Exercise »
Every line below that holds the word "Median" must be listed.
____ Data supplied
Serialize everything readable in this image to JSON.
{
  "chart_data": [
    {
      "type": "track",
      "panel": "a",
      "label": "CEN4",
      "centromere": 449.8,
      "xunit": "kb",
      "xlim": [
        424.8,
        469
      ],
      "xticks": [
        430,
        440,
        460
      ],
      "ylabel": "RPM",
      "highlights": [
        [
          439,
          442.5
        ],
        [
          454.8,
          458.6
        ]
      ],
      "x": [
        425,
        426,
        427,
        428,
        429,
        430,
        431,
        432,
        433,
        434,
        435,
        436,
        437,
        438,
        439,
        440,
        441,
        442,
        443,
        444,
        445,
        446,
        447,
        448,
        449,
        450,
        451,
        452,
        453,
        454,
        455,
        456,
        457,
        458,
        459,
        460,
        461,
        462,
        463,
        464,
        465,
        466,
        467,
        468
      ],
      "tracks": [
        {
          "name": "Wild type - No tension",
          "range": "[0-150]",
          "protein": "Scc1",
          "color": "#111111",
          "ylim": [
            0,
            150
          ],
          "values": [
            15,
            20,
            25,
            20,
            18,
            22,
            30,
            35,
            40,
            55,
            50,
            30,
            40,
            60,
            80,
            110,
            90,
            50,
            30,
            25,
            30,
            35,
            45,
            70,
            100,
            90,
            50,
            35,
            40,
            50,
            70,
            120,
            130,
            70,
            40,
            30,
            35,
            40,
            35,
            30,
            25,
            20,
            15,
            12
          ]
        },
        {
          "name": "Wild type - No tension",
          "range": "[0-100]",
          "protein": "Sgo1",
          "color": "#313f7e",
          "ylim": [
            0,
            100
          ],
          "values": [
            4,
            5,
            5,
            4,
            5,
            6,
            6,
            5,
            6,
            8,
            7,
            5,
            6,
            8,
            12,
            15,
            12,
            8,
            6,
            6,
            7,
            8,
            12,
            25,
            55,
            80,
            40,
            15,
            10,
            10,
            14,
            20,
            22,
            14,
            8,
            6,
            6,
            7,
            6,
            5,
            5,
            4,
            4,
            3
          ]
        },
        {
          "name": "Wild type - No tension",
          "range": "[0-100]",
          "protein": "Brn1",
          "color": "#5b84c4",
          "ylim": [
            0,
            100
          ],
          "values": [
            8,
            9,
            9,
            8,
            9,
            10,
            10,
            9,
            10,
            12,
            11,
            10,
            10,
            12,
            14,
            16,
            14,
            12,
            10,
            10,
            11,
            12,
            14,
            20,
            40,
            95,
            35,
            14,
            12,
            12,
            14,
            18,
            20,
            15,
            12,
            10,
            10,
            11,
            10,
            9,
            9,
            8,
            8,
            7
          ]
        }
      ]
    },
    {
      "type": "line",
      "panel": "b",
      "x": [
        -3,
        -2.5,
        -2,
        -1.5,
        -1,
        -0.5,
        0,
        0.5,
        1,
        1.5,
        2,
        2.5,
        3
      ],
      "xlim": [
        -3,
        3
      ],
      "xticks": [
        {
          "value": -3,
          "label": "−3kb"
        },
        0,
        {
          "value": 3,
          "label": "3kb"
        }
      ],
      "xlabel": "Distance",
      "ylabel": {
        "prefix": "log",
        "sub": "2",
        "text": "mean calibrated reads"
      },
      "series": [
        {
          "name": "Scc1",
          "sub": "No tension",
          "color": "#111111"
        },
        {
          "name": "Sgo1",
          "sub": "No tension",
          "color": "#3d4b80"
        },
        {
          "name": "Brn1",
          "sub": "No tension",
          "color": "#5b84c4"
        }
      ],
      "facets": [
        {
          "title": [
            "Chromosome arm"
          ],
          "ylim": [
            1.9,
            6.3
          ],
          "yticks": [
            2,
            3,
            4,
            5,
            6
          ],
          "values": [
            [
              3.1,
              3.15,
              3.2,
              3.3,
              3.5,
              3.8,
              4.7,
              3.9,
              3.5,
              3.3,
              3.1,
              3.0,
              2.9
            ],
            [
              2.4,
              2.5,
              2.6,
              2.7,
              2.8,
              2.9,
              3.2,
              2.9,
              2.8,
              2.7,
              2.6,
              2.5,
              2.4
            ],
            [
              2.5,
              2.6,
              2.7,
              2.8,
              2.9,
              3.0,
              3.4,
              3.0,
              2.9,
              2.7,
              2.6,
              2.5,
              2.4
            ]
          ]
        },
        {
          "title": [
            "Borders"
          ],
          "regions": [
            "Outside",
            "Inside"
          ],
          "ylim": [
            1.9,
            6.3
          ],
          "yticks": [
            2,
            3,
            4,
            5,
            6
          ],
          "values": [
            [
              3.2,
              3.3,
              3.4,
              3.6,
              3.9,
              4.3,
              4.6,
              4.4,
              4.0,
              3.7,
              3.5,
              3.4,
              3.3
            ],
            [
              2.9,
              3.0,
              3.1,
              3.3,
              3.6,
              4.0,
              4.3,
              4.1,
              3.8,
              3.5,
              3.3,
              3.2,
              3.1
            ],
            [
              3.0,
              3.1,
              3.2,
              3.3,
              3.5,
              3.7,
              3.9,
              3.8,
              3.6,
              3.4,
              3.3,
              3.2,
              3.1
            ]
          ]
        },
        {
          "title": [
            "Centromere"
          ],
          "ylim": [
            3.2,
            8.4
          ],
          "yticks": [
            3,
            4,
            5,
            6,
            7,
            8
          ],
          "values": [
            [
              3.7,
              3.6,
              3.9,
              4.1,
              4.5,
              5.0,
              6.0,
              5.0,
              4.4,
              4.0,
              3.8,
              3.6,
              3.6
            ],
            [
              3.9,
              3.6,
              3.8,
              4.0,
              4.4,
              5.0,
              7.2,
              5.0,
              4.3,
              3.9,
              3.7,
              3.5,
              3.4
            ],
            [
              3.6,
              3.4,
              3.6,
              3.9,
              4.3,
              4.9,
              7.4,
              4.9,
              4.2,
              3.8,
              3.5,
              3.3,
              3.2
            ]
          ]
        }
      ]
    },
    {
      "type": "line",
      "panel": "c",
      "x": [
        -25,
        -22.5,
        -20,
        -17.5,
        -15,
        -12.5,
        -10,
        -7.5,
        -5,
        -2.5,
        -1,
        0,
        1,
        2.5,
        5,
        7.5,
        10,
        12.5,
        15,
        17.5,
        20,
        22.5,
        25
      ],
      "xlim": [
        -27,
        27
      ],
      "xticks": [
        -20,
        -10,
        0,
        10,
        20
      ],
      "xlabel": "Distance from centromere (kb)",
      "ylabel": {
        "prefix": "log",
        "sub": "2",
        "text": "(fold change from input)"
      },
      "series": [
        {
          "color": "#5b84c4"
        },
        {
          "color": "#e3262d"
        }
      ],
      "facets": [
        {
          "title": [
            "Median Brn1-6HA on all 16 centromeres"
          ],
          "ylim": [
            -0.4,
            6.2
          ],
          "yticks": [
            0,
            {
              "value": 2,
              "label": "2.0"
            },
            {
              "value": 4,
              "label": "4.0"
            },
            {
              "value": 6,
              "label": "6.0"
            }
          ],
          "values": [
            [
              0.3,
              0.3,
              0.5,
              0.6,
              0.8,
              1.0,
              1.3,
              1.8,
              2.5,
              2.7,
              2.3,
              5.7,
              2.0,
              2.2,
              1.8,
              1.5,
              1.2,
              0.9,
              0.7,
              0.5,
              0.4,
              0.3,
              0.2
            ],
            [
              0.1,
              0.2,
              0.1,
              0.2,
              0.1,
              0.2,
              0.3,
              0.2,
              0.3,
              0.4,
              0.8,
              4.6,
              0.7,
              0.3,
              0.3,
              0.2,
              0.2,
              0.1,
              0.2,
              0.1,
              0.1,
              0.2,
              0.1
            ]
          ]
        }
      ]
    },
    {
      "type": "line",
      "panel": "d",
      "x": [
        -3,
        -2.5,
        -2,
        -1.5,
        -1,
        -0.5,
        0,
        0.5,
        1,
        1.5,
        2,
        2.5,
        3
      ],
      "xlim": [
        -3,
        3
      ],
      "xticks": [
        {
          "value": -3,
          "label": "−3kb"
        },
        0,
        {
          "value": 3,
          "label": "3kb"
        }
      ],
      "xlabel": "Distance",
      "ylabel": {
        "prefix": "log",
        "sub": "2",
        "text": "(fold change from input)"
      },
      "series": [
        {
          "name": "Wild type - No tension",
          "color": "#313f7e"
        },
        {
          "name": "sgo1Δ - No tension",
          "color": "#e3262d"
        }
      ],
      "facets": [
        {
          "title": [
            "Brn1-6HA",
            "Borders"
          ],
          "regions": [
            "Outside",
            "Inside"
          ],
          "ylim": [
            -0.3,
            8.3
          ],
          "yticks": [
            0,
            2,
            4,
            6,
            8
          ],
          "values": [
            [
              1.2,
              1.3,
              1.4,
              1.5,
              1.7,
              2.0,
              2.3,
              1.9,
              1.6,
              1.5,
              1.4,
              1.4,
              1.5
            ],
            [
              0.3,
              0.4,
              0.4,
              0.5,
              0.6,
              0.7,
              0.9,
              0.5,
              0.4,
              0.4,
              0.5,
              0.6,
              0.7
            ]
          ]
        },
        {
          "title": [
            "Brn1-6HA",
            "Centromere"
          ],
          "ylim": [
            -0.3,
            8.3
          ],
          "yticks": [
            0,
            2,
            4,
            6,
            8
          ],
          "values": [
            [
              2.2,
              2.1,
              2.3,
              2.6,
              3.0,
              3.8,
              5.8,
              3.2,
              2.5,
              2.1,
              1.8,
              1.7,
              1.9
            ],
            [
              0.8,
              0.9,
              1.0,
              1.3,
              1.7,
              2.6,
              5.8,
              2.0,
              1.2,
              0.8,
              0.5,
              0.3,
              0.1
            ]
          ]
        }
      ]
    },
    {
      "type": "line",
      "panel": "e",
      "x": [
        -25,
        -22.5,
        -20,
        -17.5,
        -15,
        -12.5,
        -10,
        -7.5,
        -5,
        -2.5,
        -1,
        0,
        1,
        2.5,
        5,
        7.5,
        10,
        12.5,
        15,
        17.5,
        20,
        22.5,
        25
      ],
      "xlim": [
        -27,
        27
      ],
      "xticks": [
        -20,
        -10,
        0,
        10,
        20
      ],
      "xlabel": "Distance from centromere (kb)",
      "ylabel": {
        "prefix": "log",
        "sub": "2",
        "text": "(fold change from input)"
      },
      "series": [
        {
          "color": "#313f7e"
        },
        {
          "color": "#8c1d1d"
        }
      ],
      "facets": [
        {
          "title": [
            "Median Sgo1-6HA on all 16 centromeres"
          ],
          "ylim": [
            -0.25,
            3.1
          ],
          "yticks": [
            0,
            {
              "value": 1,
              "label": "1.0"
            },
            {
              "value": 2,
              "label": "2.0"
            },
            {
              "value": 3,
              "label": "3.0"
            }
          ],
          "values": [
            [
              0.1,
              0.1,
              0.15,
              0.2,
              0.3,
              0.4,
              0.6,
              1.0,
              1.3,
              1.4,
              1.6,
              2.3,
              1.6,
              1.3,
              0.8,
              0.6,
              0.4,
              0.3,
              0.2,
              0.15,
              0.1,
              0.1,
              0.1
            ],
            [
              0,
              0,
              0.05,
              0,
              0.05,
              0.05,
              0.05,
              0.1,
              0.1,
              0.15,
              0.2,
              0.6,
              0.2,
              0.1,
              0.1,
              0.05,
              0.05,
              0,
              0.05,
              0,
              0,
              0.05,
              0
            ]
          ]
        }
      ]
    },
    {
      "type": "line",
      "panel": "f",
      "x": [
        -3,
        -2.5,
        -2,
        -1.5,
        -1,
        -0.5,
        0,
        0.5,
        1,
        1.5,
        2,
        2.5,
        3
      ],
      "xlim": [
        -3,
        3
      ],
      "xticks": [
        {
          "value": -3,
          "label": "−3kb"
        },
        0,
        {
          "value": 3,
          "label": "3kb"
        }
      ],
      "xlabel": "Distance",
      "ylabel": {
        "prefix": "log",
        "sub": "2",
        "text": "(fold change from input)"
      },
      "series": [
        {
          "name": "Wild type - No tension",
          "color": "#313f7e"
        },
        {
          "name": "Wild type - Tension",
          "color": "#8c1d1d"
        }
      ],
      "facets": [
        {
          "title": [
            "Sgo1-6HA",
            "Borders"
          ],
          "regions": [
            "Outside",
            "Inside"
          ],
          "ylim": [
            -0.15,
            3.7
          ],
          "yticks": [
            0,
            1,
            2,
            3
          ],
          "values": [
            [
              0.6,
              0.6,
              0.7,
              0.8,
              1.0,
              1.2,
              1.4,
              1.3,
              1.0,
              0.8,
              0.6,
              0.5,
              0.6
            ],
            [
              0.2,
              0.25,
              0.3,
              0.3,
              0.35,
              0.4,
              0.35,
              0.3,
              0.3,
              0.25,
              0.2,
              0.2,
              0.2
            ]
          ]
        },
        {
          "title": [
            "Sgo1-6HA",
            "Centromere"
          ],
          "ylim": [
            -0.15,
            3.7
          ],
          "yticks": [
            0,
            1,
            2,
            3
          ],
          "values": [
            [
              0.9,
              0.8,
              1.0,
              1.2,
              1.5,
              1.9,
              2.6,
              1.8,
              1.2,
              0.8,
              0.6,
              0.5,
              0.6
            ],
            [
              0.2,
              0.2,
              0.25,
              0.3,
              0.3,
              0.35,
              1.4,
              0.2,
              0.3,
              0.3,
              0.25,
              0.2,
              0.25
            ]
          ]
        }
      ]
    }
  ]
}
________
Written answer »
            "Median Brn1-6HA on all 16 centromeres"
            "Median Sgo1-6HA on all 16 centromeres"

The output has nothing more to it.